**AIM OF THE EXERCISE**
All of the entries need to be repeated exactly. Leave nothing out.

Transcript entries for document pages:
=-=-=

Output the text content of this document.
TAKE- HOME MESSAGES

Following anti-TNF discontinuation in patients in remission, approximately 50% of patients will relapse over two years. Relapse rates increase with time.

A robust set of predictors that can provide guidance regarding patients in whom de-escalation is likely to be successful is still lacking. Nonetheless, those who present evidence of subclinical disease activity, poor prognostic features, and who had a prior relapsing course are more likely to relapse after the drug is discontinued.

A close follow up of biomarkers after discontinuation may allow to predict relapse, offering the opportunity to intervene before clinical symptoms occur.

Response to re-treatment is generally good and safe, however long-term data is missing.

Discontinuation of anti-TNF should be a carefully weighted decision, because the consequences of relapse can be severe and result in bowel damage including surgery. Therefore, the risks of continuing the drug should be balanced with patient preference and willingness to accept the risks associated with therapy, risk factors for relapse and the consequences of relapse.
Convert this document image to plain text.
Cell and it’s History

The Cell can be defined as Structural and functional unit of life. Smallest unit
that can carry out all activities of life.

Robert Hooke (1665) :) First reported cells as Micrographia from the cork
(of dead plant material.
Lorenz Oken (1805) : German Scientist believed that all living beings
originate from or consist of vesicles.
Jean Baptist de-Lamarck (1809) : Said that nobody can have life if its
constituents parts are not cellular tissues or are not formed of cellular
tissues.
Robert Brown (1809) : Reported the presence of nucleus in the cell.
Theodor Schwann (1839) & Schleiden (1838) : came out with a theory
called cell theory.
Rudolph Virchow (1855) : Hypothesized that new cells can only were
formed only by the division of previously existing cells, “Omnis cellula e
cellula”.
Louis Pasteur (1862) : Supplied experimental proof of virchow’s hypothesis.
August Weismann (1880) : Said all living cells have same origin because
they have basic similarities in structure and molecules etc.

=-=-=

**EXERCISE RESULT**
Output the text content of this document.
TAKE- HOME MESSAGES

Following anti-TNF discontinuation in patients in remission, approximately 50% of patients will relapse over two years. Relapse rates increase with time.

A robust set of predictors that can provide guidance regarding patients in whom de-escalation is likely to be successful is still lacking. Nonetheless, those who present evidence of subclinical disease activity, poor prognostic features, and who had a prior relapsing course are more likely to relapse after the drug is discontinued.

A close follow up of biomarkers after discontinuation may allow to predict relapse, offering the opportunity to intervene before clinical symptoms occur.

Response to re-treatment is generally good and safe, however long-term data is missing.

Discontinuation of anti-TNF should be a carefully weighted decision, because the consequences of relapse can be severe and result in bowel damage including surgery. Therefore, the risks of continuing the drug should be balanced with patient preference and willingness to accept the risks associated with therapy, risk factors for relapse and the consequences of relapse.
Convert this document image to plain text.
Cell and it’s History

The Cell can be defined as Structural and functional unit of life. Smallest unit
that can carry out all activities of life.

Robert Hooke (1665) :) First reported cells as Micrographia from the cork
(of dead plant material.
Lorenz Oken (1805) : German Scientist believed that all living beings
originate from or consist of vesicles.
Jean Baptist de-Lamarck (1809) : Said that nobody can have life if its
constituents parts are not cellular tissues or are not formed of cellular
tissues.
Robert Brown (1809) : Reported the presence of nucleus in the cell.
Theodor Schwann (1839) & Schleiden (1838) : came out with a theory
called cell theory.
Rudolph Virchow (1855) : Hypothesized that new cells can only were
formed only by the division of previously existing cells, “Omnis cellula e
cellula”.
Louis Pasteur (1862) : Supplied experimental proof of virchow’s hypothesis.
August Weismann (1880) : Said all living cells have same origin because
they have basic similarities in structure and molecules etc.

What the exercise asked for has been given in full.